[Saved data entries]
[Start]

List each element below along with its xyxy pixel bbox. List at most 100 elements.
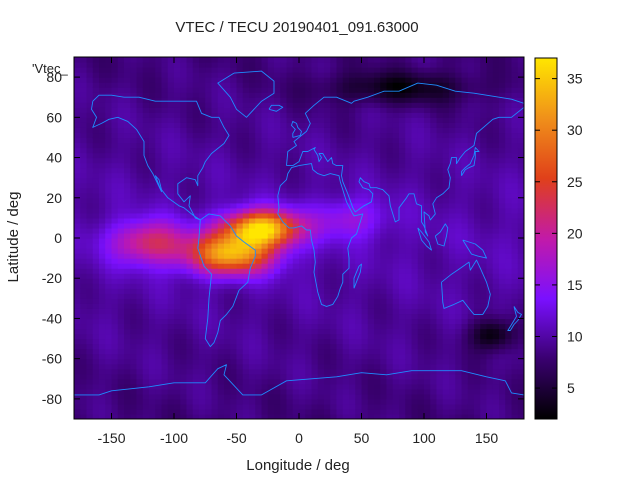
heatmap-cell xyxy=(249,177,256,184)
heatmap-cell xyxy=(130,268,138,274)
heatmap-cell xyxy=(324,293,331,299)
heatmap-cell xyxy=(155,87,163,93)
heatmap-cell xyxy=(149,413,156,419)
heatmap-cell xyxy=(455,142,463,149)
heatmap-cell xyxy=(274,222,281,229)
heatmap-cell xyxy=(230,413,238,419)
heatmap-cell xyxy=(442,383,450,390)
heatmap-cell xyxy=(424,363,431,370)
heatmap-cell xyxy=(111,172,119,179)
heatmap-cell xyxy=(411,323,419,330)
heatmap-cell xyxy=(311,378,319,385)
heatmap-cell xyxy=(217,353,225,360)
heatmap-cell xyxy=(299,207,306,214)
heatmap-cell xyxy=(267,182,275,189)
heatmap-cell xyxy=(236,222,244,229)
heatmap-cell xyxy=(86,328,94,335)
heatmap-cell xyxy=(117,258,125,264)
heatmap-cell xyxy=(292,243,300,249)
heatmap-cell xyxy=(142,77,150,83)
heatmap-cell xyxy=(124,348,131,355)
heatmap-cell xyxy=(342,263,350,269)
heatmap-cell xyxy=(261,57,269,63)
heatmap-cell xyxy=(111,117,119,123)
heatmap-cell xyxy=(399,323,406,330)
heatmap-cell xyxy=(105,102,113,108)
heatmap-cell xyxy=(192,328,200,335)
heatmap-cell xyxy=(86,142,94,149)
heatmap-cell xyxy=(249,288,256,294)
heatmap-cell xyxy=(80,368,88,375)
heatmap-cell xyxy=(286,227,294,234)
heatmap-cell xyxy=(130,258,138,264)
heatmap-cell xyxy=(80,388,88,395)
heatmap-cell xyxy=(311,232,319,239)
heatmap-cell xyxy=(492,182,500,189)
heatmap-cell xyxy=(261,167,269,174)
heatmap-cell xyxy=(480,127,488,134)
heatmap-cell xyxy=(230,388,238,395)
heatmap-cell xyxy=(236,248,244,254)
heatmap-cell xyxy=(224,343,231,350)
heatmap-cell xyxy=(467,318,475,325)
heatmap-cell xyxy=(305,212,313,219)
heatmap-cell xyxy=(449,192,456,199)
heatmap-cell xyxy=(442,117,450,123)
heatmap-cell xyxy=(186,413,194,419)
heatmap-cell xyxy=(199,313,206,320)
heatmap-cell xyxy=(499,227,506,234)
heatmap-cell xyxy=(161,393,169,400)
heatmap-cell xyxy=(255,112,263,118)
heatmap-cell xyxy=(105,363,113,370)
heatmap-cell xyxy=(249,413,256,419)
heatmap-cell xyxy=(461,283,469,289)
heatmap-cell xyxy=(442,258,450,264)
heatmap-cell xyxy=(292,157,300,164)
heatmap-cell xyxy=(211,222,219,229)
heatmap-cell xyxy=(86,263,94,269)
heatmap-cell xyxy=(161,278,169,284)
heatmap-cell xyxy=(255,328,263,335)
heatmap-cell xyxy=(342,368,350,375)
heatmap-cell xyxy=(317,323,325,330)
heatmap-cell xyxy=(336,202,344,209)
heatmap-cell xyxy=(367,373,375,380)
heatmap-cell xyxy=(474,87,481,93)
heatmap-cell xyxy=(436,117,444,123)
heatmap-cell xyxy=(155,207,163,214)
heatmap-cell xyxy=(149,318,156,325)
heatmap-cell xyxy=(174,152,181,159)
heatmap-cell xyxy=(167,323,175,330)
heatmap-cell xyxy=(249,122,256,128)
heatmap-cell xyxy=(242,278,250,284)
heatmap-cell xyxy=(380,268,388,274)
heatmap-cell xyxy=(286,217,294,224)
heatmap-cell xyxy=(492,92,500,98)
heatmap-cell xyxy=(324,67,331,73)
heatmap-cell xyxy=(142,328,150,335)
heatmap-cell xyxy=(174,147,181,154)
heatmap-cell xyxy=(342,383,350,390)
heatmap-cell xyxy=(424,227,431,234)
heatmap-cell xyxy=(186,137,194,144)
heatmap-cell xyxy=(430,192,438,199)
heatmap-cell xyxy=(130,147,138,154)
heatmap-cell xyxy=(280,273,288,279)
heatmap-cell xyxy=(442,288,450,294)
heatmap-cell xyxy=(105,142,113,149)
heatmap-cell xyxy=(461,328,469,335)
heatmap-cell xyxy=(174,232,181,239)
heatmap-cell xyxy=(355,288,363,294)
heatmap-cell xyxy=(92,343,100,350)
heatmap-cell xyxy=(474,117,481,123)
heatmap-cell xyxy=(242,333,250,340)
heatmap-cell xyxy=(142,127,150,134)
heatmap-cell xyxy=(355,162,363,169)
heatmap-cell xyxy=(455,197,463,204)
heatmap-cell xyxy=(186,358,194,365)
heatmap-cell xyxy=(280,177,288,184)
heatmap-cell xyxy=(249,368,256,375)
heatmap-cell xyxy=(192,142,200,149)
heatmap-cell xyxy=(442,112,450,118)
heatmap-cell xyxy=(167,152,175,159)
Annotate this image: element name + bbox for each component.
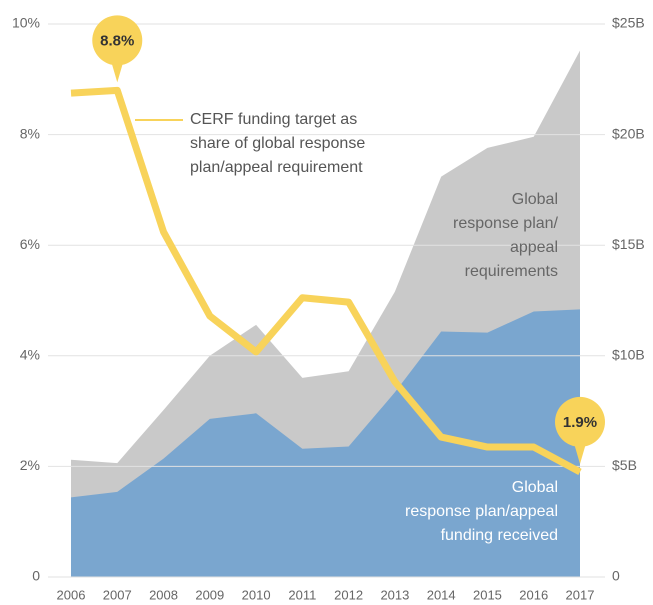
area [71, 309, 580, 577]
series-label: Global [512, 479, 558, 496]
value-label: 8.8% [100, 32, 134, 49]
series-label: plan/appeal requirement [190, 159, 363, 176]
series-label: funding received [441, 527, 558, 544]
x-tick-label: 2015 [473, 587, 502, 602]
y2-tick-label: $5B [612, 457, 637, 473]
series-label: CERF funding target as [190, 111, 357, 128]
x-tick-label: 2016 [519, 587, 548, 602]
callout-bubble [555, 396, 605, 447]
series-label: share of global response [190, 135, 365, 152]
y2-tick-label: 0 [612, 568, 620, 584]
line [70, 86, 582, 476]
y-tick-label: 6% [20, 236, 40, 252]
y-tick-label: 2% [20, 457, 40, 473]
y2-tick-label: $10B [612, 347, 645, 363]
x-tick-label: 2007 [103, 587, 132, 602]
x-tick-label: 2012 [334, 587, 363, 602]
y2-tick-label: $25B [612, 15, 645, 31]
x-tick-label: 2009 [195, 587, 224, 602]
x-tick-label: 2017 [566, 587, 595, 602]
y-tick-label: 8% [20, 125, 40, 141]
series-label: requirements [465, 263, 558, 280]
x-tick-label: 2010 [242, 587, 271, 602]
y2-tick-label: $20B [612, 125, 645, 141]
series-label: appeal [510, 239, 558, 256]
y-tick-label: 10% [12, 15, 40, 31]
callout-bubble [92, 15, 143, 66]
y2-tick-label: $15B [612, 236, 645, 252]
y-tick-label: 4% [20, 347, 40, 363]
y-tick-label: 0 [32, 568, 40, 584]
series-label: response plan/appeal [405, 503, 558, 520]
series-label: response plan/ [453, 215, 559, 232]
x-tick-label: 2008 [149, 587, 178, 602]
x-tick-label: 2011 [288, 587, 316, 602]
value-label: 1.9% [563, 414, 597, 431]
x-tick-label: 2013 [380, 587, 409, 602]
x-tick-label: 2014 [427, 587, 456, 602]
x-tick-label: 2006 [57, 587, 86, 602]
series-label: Global [512, 191, 558, 208]
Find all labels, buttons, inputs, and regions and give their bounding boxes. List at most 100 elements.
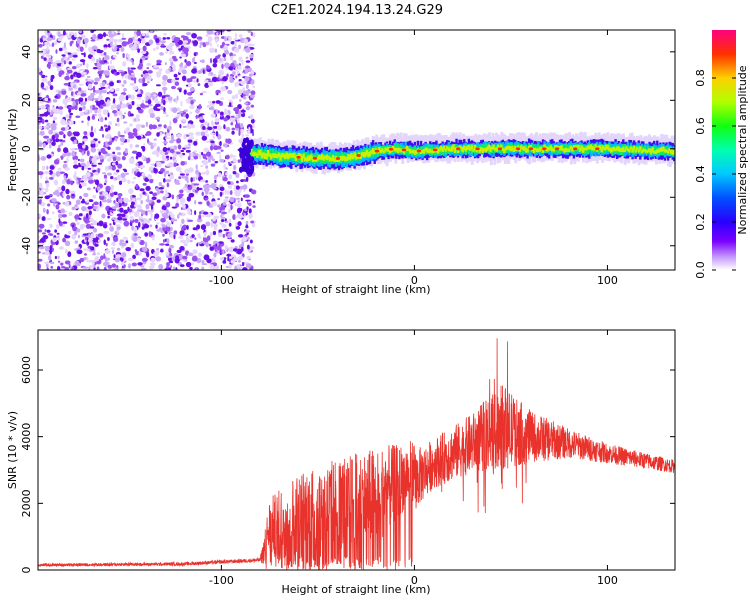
heatmap-noise-cell (64, 260, 71, 265)
heatmap-noise-cell (203, 147, 209, 153)
heatmap-noise-cell (86, 150, 90, 157)
heatmap-noise-cell (70, 147, 76, 151)
heatmap-band-cell (600, 146, 603, 153)
heatmap-noise-cell (94, 256, 100, 262)
heatmap-noise-cell (244, 92, 249, 97)
heatmap-noise-cell (132, 176, 137, 180)
heatmap-noise-cell (111, 263, 117, 268)
heatmap-noise-cell (108, 165, 113, 170)
heatmap-band-cell (648, 148, 651, 153)
heatmap-noise-cell (101, 62, 105, 65)
heatmap-noise-cell (150, 212, 153, 219)
heatmap-noise-cell (187, 219, 194, 222)
heatmap-noise-cell (115, 254, 122, 258)
heatmap-noise-cell (153, 167, 156, 172)
heatmap-noise-cell (134, 233, 137, 236)
heatmap-noise-cell (55, 49, 58, 54)
heatmap-noise-cell (149, 191, 153, 194)
heatmap-noise-cell (44, 195, 50, 200)
heatmap-band-cell (652, 150, 656, 154)
heatmap-noise-cell (230, 115, 235, 118)
heatmap-noise-cell (232, 214, 236, 220)
heatmap-noise-cell (220, 216, 226, 219)
heatmap-noise-cell (170, 139, 176, 142)
heatmap-noise-cell (153, 138, 157, 141)
heatmap-noise-cell (94, 179, 100, 186)
heatmap-noise-cell (173, 162, 177, 167)
heatmap-noise-cell (118, 195, 121, 199)
heatmap-noise-cell (237, 65, 242, 71)
heatmap-noise-cell (196, 218, 203, 223)
heatmap-noise-cell (102, 223, 108, 229)
heatmap-noise-cell (74, 104, 78, 111)
heatmap-noise-cell (46, 154, 52, 159)
heatmap-noise-cell (241, 59, 244, 66)
heatmap-band-cell (341, 155, 344, 161)
heatmap-edge-cell (249, 168, 254, 175)
heatmap-noise-cell (178, 212, 182, 216)
heatmap-noise-cell (120, 46, 125, 52)
heatmap-band-cell (294, 155, 298, 162)
heatmap-noise-cell (45, 250, 50, 256)
heatmap-noise-cell (39, 37, 44, 43)
heatmap-band-cell (581, 147, 585, 153)
heatmap-noise-cell (127, 37, 133, 44)
heatmap-noise-cell (120, 142, 124, 146)
heatmap-noise-cell (107, 237, 110, 242)
heatmap-band-cell (447, 147, 451, 152)
heatmap-band-cell (385, 147, 389, 152)
heatmap-noise-cell (141, 124, 146, 129)
heatmap-band-cell (442, 145, 446, 150)
heatmap-noise-cell (123, 112, 127, 115)
heatmap-noise-cell (102, 199, 107, 203)
heatmap-noise-cell (236, 248, 243, 255)
heatmap-noise-cell (165, 243, 170, 246)
heatmap-noise-cell (148, 231, 152, 237)
heatmap-noise-cell (158, 227, 163, 232)
heatmap-noise-cell (156, 190, 161, 195)
heatmap-noise-cell (191, 234, 195, 238)
heatmap-band-cell (563, 148, 566, 153)
heatmap-noise-cell (163, 106, 166, 113)
heatmap-band-cell (425, 148, 429, 153)
heatmap-band-cell (615, 146, 619, 151)
heatmap-noise-cell (92, 253, 97, 256)
heatmap-noise-cell (78, 213, 83, 217)
heatmap-noise-cell (162, 233, 165, 237)
heatmap-noise-cell (151, 196, 157, 201)
heatmap-noise-cell (109, 191, 114, 198)
heatmap-band-cell (418, 149, 421, 157)
heatmap-band-cell (274, 153, 278, 158)
heatmap-band-cell (614, 148, 617, 152)
heatmap-noise-cell (146, 62, 152, 67)
heatmap-noise-cell (187, 156, 191, 161)
heatmap-noise-cell (219, 158, 225, 163)
heatmap-band-cell (473, 144, 477, 150)
heatmap-noise-cell (89, 108, 93, 114)
heatmap-noise-cell (191, 57, 196, 63)
heatmap-noise-cell (217, 172, 222, 178)
heatmap-band-cell (265, 153, 268, 160)
heatmap-noise-cell (214, 118, 220, 123)
heatmap-noise-cell (57, 147, 61, 153)
heatmap-noise-cell (175, 166, 182, 172)
heatmap-noise-cell (166, 262, 170, 267)
heatmap-noise-cell (102, 133, 105, 138)
heatmap-noise-cell (129, 143, 133, 149)
heatmap-noise-cell (162, 147, 168, 153)
heatmap-noise-cell (54, 255, 57, 260)
heatmap-noise-cell (72, 54, 78, 58)
heatmap-noise-cell (69, 106, 75, 110)
heatmap-noise-cell (81, 101, 87, 106)
heatmap-noise-cell (236, 213, 240, 217)
heatmap-noise-cell (176, 113, 181, 117)
heatmap-band-cell (602, 145, 605, 150)
heatmap-noise-cell (57, 167, 62, 171)
heatmap-noise-cell (220, 218, 225, 223)
heatmap-noise-cell (210, 221, 214, 228)
heatmap-band-cell (277, 152, 281, 157)
heatmap-noise-cell (112, 55, 117, 58)
heatmap-noise-cell (71, 206, 76, 211)
heatmap-noise-cell (242, 87, 246, 92)
heatmap-noise-cell (116, 104, 122, 110)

[End]

● Work to be completed:
Print, without alteration, the stretch of lines from the one containing "area [71, 309, 580, 577]" through the one containing "y2-tick-label: $5B [612, 457, 637, 473]".

● Result of this exercise:
area [71, 309, 580, 577]
series-label: Global [512, 479, 558, 496]
value-label: 8.8% [100, 32, 134, 49]
series-label: plan/appeal requirement [190, 159, 363, 176]
series-label: funding received [441, 527, 558, 544]
x-tick-label: 2015 [473, 587, 502, 602]
y2-tick-label: $5B [612, 457, 637, 473]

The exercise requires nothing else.